___ MATERIAL FOR THIS EXERCISE ___

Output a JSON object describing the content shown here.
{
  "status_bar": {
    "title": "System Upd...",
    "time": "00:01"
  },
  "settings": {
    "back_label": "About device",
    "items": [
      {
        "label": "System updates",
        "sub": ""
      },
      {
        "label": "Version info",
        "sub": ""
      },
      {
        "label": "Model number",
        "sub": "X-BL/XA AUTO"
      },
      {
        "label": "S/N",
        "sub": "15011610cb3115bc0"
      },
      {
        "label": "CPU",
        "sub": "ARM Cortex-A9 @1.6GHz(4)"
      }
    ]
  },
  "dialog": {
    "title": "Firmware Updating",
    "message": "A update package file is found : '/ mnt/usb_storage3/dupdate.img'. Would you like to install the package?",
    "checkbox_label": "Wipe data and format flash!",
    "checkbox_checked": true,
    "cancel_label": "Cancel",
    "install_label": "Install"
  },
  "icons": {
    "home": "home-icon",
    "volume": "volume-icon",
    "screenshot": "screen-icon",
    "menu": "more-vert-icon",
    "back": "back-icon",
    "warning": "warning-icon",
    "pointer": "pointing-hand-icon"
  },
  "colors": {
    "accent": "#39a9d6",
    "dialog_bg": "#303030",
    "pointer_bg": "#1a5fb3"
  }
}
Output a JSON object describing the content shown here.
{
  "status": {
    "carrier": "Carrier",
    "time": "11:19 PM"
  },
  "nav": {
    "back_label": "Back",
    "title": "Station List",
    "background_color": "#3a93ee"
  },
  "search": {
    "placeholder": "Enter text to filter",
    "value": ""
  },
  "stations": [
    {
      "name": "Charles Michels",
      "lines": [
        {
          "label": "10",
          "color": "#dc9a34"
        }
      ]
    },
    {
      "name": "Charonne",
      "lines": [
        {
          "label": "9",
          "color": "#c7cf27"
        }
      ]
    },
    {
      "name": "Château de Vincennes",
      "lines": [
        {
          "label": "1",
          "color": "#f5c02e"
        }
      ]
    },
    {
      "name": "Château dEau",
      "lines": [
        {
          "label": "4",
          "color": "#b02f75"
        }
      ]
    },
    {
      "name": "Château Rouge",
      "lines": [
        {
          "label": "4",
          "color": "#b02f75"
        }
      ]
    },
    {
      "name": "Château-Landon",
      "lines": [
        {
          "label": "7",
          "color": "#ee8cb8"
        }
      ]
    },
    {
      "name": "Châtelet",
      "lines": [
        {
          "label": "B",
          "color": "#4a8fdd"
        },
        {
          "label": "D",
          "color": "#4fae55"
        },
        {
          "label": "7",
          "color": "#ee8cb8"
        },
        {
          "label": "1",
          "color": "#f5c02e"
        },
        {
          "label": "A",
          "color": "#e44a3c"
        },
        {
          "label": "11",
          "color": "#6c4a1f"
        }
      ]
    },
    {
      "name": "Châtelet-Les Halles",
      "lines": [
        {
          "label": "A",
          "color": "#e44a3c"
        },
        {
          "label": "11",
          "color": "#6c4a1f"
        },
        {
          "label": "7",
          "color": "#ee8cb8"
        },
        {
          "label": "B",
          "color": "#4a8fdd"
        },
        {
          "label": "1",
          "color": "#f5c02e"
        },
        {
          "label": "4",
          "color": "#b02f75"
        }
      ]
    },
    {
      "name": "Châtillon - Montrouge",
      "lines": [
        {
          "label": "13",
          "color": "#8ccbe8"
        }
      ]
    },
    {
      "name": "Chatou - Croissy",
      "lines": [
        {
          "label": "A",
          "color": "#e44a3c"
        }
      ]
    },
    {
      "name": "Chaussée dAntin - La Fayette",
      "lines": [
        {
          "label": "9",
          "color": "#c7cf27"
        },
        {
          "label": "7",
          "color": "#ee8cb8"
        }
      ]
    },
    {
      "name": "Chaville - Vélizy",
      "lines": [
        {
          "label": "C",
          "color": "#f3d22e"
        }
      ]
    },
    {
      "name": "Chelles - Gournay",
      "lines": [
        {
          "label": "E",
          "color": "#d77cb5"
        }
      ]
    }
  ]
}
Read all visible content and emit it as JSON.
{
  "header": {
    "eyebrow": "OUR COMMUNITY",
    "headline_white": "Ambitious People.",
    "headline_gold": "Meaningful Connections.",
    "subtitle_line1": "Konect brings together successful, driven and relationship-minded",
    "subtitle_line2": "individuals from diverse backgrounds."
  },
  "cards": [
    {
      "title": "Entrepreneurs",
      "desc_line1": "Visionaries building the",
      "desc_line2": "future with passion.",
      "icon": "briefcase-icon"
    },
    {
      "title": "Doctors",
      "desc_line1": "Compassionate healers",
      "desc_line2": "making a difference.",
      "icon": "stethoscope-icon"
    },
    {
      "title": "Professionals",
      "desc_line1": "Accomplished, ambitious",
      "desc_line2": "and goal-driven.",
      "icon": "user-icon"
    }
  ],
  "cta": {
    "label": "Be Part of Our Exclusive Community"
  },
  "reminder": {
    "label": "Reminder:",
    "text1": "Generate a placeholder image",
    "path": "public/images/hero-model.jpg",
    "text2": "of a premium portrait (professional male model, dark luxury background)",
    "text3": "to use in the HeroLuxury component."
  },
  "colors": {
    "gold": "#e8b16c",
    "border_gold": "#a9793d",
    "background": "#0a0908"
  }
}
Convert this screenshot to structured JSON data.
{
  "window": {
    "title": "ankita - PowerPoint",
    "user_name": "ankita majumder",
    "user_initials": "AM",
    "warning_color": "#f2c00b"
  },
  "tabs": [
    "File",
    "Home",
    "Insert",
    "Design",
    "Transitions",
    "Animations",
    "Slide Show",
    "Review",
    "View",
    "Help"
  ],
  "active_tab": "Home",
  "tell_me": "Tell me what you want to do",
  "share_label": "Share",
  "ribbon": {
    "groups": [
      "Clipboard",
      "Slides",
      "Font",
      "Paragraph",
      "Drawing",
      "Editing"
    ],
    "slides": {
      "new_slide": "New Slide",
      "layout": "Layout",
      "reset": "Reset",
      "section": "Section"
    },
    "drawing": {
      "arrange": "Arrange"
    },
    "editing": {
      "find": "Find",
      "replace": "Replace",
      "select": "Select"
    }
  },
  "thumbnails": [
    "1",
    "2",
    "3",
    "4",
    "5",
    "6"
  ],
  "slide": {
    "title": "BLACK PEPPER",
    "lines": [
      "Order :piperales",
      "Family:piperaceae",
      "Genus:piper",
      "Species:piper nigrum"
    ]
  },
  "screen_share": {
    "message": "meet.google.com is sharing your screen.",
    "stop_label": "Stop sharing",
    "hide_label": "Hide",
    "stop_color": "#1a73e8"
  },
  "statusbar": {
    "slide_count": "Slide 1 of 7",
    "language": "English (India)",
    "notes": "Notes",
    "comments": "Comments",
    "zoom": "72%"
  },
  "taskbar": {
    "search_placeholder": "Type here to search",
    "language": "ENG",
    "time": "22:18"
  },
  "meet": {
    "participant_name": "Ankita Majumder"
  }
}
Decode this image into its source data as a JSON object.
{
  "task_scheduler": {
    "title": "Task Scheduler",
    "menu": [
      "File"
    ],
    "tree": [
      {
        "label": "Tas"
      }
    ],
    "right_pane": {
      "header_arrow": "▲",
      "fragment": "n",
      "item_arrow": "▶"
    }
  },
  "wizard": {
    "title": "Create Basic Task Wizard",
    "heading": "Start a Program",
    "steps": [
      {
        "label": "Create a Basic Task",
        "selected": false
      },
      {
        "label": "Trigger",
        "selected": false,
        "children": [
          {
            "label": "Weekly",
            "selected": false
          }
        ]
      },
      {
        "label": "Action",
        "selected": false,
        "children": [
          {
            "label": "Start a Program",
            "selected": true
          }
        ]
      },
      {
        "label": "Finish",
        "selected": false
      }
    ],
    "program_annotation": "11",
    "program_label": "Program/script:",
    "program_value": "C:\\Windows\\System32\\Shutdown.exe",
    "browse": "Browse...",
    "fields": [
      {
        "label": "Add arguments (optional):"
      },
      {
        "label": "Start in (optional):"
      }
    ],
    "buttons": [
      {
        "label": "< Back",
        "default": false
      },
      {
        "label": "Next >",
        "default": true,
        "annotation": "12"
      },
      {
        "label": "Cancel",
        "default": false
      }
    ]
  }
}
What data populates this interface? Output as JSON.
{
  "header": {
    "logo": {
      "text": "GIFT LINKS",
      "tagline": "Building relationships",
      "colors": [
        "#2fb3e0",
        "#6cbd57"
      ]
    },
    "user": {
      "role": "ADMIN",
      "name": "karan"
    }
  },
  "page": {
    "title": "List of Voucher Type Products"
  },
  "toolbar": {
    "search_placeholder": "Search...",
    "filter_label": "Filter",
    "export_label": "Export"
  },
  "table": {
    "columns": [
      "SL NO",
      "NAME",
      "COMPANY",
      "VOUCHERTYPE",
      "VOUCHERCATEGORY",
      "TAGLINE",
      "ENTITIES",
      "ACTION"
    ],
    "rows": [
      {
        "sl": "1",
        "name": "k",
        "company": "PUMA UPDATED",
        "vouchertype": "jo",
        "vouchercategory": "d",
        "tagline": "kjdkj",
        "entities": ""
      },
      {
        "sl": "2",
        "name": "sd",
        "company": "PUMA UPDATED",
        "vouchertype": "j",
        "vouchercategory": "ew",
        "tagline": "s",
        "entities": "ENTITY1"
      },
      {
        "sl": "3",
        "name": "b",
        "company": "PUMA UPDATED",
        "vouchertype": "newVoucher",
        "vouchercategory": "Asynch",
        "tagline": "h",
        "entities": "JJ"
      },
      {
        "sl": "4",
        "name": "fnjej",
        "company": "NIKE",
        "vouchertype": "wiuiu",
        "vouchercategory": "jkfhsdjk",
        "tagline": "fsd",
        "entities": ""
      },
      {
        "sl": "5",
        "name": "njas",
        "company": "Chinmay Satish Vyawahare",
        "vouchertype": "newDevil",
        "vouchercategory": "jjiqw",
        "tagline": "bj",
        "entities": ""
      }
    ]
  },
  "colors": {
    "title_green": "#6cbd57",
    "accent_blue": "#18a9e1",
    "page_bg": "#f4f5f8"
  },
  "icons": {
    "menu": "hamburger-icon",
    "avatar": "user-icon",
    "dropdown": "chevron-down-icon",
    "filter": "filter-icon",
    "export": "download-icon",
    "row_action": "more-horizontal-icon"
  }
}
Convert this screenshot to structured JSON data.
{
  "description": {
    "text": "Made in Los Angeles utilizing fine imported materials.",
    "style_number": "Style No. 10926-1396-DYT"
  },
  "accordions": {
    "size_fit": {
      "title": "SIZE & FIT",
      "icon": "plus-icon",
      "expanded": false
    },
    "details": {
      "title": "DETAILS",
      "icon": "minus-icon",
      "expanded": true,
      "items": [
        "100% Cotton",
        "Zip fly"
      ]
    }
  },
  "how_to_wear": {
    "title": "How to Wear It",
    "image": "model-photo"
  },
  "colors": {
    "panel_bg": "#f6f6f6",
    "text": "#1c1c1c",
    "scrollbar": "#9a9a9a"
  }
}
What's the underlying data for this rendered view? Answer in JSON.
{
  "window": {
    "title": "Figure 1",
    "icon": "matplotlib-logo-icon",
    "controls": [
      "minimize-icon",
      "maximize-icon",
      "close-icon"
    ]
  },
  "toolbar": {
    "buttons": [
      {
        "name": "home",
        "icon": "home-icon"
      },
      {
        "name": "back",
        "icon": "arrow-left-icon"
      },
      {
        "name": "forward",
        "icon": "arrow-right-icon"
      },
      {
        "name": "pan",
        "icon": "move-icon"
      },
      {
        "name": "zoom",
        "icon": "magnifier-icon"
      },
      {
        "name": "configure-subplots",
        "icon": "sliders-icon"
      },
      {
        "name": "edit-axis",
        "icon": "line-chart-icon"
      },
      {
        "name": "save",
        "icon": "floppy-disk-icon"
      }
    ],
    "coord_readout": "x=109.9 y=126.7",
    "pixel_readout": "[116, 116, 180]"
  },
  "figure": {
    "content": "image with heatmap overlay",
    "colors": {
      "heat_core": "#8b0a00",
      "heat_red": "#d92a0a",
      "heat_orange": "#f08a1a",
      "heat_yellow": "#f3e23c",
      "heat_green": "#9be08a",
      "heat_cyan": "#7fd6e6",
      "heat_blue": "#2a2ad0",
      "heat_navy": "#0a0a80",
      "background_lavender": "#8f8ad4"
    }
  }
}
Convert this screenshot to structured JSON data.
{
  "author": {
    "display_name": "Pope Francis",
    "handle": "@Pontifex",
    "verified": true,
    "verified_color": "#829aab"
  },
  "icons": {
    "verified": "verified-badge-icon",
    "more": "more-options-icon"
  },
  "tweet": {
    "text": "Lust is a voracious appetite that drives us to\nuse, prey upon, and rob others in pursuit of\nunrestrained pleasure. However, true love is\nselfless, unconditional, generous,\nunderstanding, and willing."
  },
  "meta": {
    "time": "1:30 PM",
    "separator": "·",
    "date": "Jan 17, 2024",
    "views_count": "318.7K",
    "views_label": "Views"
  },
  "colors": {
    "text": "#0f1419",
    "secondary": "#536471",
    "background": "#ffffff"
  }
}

___

INSTRUCTIONS FOR THE TASK:
Pull out every line of the records that includes the string "Start".

WRITTEN ANSWER:
    "heading": "Start a Program",
            "label": "Start a Program",
        "label": "Start in (optional):"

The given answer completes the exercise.